(Records of document pages)

<<<<

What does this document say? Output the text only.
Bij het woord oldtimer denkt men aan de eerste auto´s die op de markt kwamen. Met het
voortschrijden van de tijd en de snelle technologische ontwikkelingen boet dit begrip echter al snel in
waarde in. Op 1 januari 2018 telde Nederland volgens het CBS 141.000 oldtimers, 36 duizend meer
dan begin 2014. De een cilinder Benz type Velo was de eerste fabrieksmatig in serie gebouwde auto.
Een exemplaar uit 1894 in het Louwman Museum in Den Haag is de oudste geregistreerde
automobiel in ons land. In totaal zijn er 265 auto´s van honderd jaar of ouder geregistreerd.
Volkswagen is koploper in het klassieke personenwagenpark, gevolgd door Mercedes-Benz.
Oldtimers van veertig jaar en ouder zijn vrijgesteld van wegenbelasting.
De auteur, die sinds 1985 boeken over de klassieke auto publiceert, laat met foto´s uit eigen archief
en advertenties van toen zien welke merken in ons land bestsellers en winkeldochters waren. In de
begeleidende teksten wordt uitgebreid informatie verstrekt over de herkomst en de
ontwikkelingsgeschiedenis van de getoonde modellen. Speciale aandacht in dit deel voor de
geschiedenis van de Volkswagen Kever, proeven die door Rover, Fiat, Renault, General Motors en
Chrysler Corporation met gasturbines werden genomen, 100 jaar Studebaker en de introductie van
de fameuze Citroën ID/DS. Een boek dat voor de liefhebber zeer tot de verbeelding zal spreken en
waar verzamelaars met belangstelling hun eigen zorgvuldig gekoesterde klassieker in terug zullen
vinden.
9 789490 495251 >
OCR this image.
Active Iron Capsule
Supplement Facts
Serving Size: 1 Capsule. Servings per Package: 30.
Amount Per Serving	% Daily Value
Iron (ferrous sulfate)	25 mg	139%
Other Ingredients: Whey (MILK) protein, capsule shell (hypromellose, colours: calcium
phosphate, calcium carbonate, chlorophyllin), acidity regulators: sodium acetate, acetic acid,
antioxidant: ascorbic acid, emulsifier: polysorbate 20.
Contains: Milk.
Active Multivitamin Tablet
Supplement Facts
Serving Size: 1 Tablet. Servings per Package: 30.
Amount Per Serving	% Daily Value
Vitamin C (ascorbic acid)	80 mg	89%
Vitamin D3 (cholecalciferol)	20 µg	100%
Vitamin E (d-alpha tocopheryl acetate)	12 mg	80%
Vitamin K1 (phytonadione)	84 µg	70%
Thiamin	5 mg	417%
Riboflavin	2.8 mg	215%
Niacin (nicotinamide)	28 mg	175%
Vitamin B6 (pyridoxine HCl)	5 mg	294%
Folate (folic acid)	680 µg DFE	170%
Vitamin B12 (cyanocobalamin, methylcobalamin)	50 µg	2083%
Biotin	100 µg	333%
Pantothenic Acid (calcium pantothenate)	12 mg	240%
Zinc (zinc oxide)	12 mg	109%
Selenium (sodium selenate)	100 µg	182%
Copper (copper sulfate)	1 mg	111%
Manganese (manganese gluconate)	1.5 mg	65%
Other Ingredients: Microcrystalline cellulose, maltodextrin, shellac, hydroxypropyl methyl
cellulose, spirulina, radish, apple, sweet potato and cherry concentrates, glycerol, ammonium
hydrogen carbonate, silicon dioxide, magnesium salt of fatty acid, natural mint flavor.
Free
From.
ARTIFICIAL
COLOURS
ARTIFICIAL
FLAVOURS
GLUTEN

>>>>

Now repeat the data exactly, keeping every line.

(Output for this exercise)
What does this document say? Output the text only.
Bij het woord oldtimer denkt men aan de eerste auto´s die op de markt kwamen. Met het
voortschrijden van de tijd en de snelle technologische ontwikkelingen boet dit begrip echter al snel in
waarde in. Op 1 januari 2018 telde Nederland volgens het CBS 141.000 oldtimers, 36 duizend meer
dan begin 2014. De een cilinder Benz type Velo was de eerste fabrieksmatig in serie gebouwde auto.
Een exemplaar uit 1894 in het Louwman Museum in Den Haag is de oudste geregistreerde
automobiel in ons land. In totaal zijn er 265 auto´s van honderd jaar of ouder geregistreerd.
Volkswagen is koploper in het klassieke personenwagenpark, gevolgd door Mercedes-Benz.
Oldtimers van veertig jaar en ouder zijn vrijgesteld van wegenbelasting.
De auteur, die sinds 1985 boeken over de klassieke auto publiceert, laat met foto´s uit eigen archief
en advertenties van toen zien welke merken in ons land bestsellers en winkeldochters waren. In de
begeleidende teksten wordt uitgebreid informatie verstrekt over de herkomst en de
ontwikkelingsgeschiedenis van de getoonde modellen. Speciale aandacht in dit deel voor de
geschiedenis van de Volkswagen Kever, proeven die door Rover, Fiat, Renault, General Motors en
Chrysler Corporation met gasturbines werden genomen, 100 jaar Studebaker en de introductie van
de fameuze Citroën ID/DS. Een boek dat voor de liefhebber zeer tot de verbeelding zal spreken en
waar verzamelaars met belangstelling hun eigen zorgvuldig gekoesterde klassieker in terug zullen
vinden.
9 789490 495251 >
OCR this image.
Active Iron Capsule
Supplement Facts
Serving Size: 1 Capsule. Servings per Package: 30.
Amount Per Serving	% Daily Value
Iron (ferrous sulfate)	25 mg	139%
Other Ingredients: Whey (MILK) protein, capsule shell (hypromellose, colours: calcium
phosphate, calcium carbonate, chlorophyllin), acidity regulators: sodium acetate, acetic acid,
antioxidant: ascorbic acid, emulsifier: polysorbate 20.
Contains: Milk.
Active Multivitamin Tablet
Supplement Facts
Serving Size: 1 Tablet. Servings per Package: 30.
Amount Per Serving	% Daily Value
Vitamin C (ascorbic acid)	80 mg	89%
Vitamin D3 (cholecalciferol)	20 µg	100%
Vitamin E (d-alpha tocopheryl acetate)	12 mg	80%
Vitamin K1 (phytonadione)	84 µg	70%
Thiamin	5 mg	417%
Riboflavin	2.8 mg	215%
Niacin (nicotinamide)	28 mg	175%
Vitamin B6 (pyridoxine HCl)	5 mg	294%
Folate (folic acid)	680 µg DFE	170%
Vitamin B12 (cyanocobalamin, methylcobalamin)	50 µg	2083%
Biotin	100 µg	333%
Pantothenic Acid (calcium pantothenate)	12 mg	240%
Zinc (zinc oxide)	12 mg	109%
Selenium (sodium selenate)	100 µg	182%
Copper (copper sulfate)	1 mg	111%
Manganese (manganese gluconate)	1.5 mg	65%
Other Ingredients: Microcrystalline cellulose, maltodextrin, shellac, hydroxypropyl methyl
cellulose, spirulina, radish, apple, sweet potato and cherry concentrates, glycerol, ammonium
hydrogen carbonate, silicon dioxide, magnesium salt of fatty acid, natural mint flavor.
Free
From.
ARTIFICIAL
COLOURS
ARTIFICIAL
FLAVOURS
GLUTEN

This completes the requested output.